ENTRIES SHOWN:

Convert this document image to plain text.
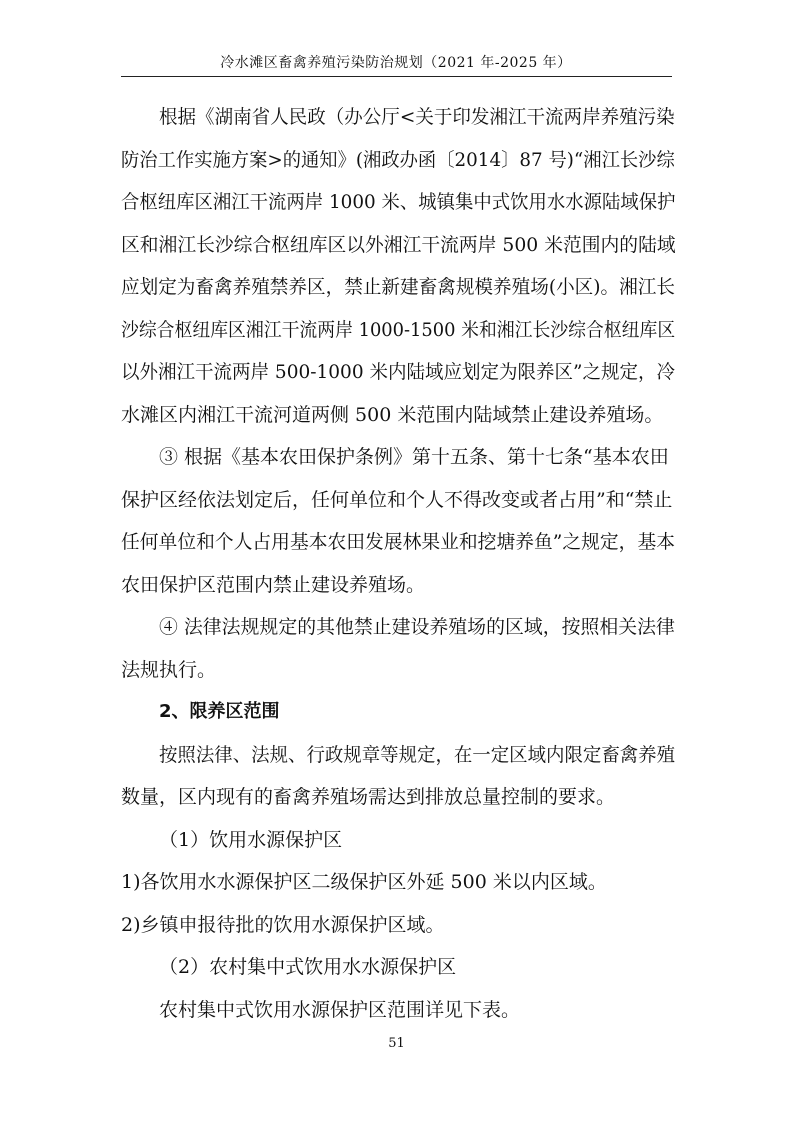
冷水滩区畜禽养殖污染防治规划（2021 年-2025 年）
根据《湖南省人民政（办公厅<关于印发湘江干流两岸养殖污染
防治工作实施方案>的通知》(湘政办函〔2014〕87 号)“湘江长沙综
合枢纽库区湘江干流两岸 1000 米、城镇集中式饮用水水源陆域保护
区和湘江长沙综合枢纽库区以外湘江干流两岸 500 米范围内的陆域
应划定为畜禽养殖禁养区，禁止新建畜禽规模养殖场(小区)。湘江长
沙综合枢纽库区湘江干流两岸 1000-1500 米和湘江长沙综合枢纽库区
以外湘江干流两岸 500-1000 米内陆域应划定为限养区”之规定，冷
水滩区内湘江干流河道两侧 500 米范围内陆域禁止建设养殖场。
③ 根据《基本农田保护条例》第十五条、第十七条“基本农田
保护区经依法划定后，任何单位和个人不得改变或者占用”和“禁止
任何单位和个人占用基本农田发展林果业和挖塘养鱼”之规定，基本
农田保护区范围内禁止建设养殖场。
④ 法律法规规定的其他禁止建设养殖场的区域，按照相关法律
法规执行。
2、限养区范围
按照法律、法规、行政规章等规定，在一定区域内限定畜禽养殖
数量，区内现有的畜禽养殖场需达到排放总量控制的要求。
（1）饮用水源保护区
1)各饮用水水源保护区二级保护区外延 500 米以内区域。
2)乡镇申报待批的饮用水源保护区域。
（2）农村集中式饮用水水源保护区
农村集中式饮用水源保护区范围详见下表。
51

TASK REQUIREMENTS: Drop the images and quote the entries word for word.

FULL RESPONSE:
Convert this document image to plain text.
冷水滩区畜禽养殖污染防治规划（2021 年-2025 年）
根据《湖南省人民政（办公厅<关于印发湘江干流两岸养殖污染
防治工作实施方案>的通知》(湘政办函〔2014〕87 号)“湘江长沙综
合枢纽库区湘江干流两岸 1000 米、城镇集中式饮用水水源陆域保护
区和湘江长沙综合枢纽库区以外湘江干流两岸 500 米范围内的陆域
应划定为畜禽养殖禁养区，禁止新建畜禽规模养殖场(小区)。湘江长
沙综合枢纽库区湘江干流两岸 1000-1500 米和湘江长沙综合枢纽库区
以外湘江干流两岸 500-1000 米内陆域应划定为限养区”之规定，冷
水滩区内湘江干流河道两侧 500 米范围内陆域禁止建设养殖场。
③ 根据《基本农田保护条例》第十五条、第十七条“基本农田
保护区经依法划定后，任何单位和个人不得改变或者占用”和“禁止
任何单位和个人占用基本农田发展林果业和挖塘养鱼”之规定，基本
农田保护区范围内禁止建设养殖场。
④ 法律法规规定的其他禁止建设养殖场的区域，按照相关法律
法规执行。
2、限养区范围
按照法律、法规、行政规章等规定，在一定区域内限定畜禽养殖
数量，区内现有的畜禽养殖场需达到排放总量控制的要求。
（1）饮用水源保护区
1)各饮用水水源保护区二级保护区外延 500 米以内区域。
2)乡镇申报待批的饮用水源保护区域。
（2）农村集中式饮用水水源保护区
农村集中式饮用水源保护区范围详见下表。
51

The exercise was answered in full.